Task requirements.
Take the line that contains "OCR this image." and all lines after it, up to and including the last line of the data, and write them out exactly; nothing else belongs in the answer.

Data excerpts
..............................

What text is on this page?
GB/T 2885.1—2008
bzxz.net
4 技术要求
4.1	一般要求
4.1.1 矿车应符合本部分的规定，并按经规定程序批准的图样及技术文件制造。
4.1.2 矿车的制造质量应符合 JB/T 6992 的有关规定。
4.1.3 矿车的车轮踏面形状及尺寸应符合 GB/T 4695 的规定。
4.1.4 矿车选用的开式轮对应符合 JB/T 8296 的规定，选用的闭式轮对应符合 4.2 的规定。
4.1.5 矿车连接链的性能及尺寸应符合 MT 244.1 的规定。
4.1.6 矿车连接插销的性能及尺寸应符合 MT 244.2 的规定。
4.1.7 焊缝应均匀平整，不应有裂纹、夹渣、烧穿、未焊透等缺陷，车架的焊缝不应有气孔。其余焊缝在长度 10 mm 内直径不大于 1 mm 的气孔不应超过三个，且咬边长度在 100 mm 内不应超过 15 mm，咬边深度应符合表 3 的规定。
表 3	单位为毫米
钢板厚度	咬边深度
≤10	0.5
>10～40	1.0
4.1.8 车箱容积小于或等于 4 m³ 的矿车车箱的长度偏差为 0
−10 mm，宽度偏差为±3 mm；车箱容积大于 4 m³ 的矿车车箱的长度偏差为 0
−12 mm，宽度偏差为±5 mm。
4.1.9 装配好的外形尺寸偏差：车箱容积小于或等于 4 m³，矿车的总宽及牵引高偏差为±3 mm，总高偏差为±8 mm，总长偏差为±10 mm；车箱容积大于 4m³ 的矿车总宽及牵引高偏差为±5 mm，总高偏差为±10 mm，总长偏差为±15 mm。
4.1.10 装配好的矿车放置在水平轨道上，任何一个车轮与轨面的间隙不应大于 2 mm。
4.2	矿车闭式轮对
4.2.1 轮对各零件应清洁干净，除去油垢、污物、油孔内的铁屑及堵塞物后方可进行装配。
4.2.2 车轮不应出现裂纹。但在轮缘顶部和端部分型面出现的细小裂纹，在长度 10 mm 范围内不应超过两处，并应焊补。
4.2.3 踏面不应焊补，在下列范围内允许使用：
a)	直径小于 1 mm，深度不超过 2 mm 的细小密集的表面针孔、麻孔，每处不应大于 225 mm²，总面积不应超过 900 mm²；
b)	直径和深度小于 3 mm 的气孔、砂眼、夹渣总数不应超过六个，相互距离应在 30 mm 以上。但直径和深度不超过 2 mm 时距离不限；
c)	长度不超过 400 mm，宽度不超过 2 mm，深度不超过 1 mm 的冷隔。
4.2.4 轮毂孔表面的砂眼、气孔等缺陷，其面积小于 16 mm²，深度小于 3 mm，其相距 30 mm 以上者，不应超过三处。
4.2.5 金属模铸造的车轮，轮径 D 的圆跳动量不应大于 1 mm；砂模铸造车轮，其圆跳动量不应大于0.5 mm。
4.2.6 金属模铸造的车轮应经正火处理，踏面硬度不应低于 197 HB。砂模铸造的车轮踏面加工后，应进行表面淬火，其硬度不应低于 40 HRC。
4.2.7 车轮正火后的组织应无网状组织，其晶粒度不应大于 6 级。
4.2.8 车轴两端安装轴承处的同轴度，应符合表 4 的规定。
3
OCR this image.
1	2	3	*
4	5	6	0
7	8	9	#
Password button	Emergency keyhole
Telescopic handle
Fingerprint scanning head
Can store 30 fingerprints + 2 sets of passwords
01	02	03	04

..............................

Answer below.
OCR this image.
1	2	3	*
4	5	6	0
7	8	9	#
Password button	Emergency keyhole
Telescopic handle
Fingerprint scanning head
Can store 30 fingerprints + 2 sets of passwords
01	02	03	04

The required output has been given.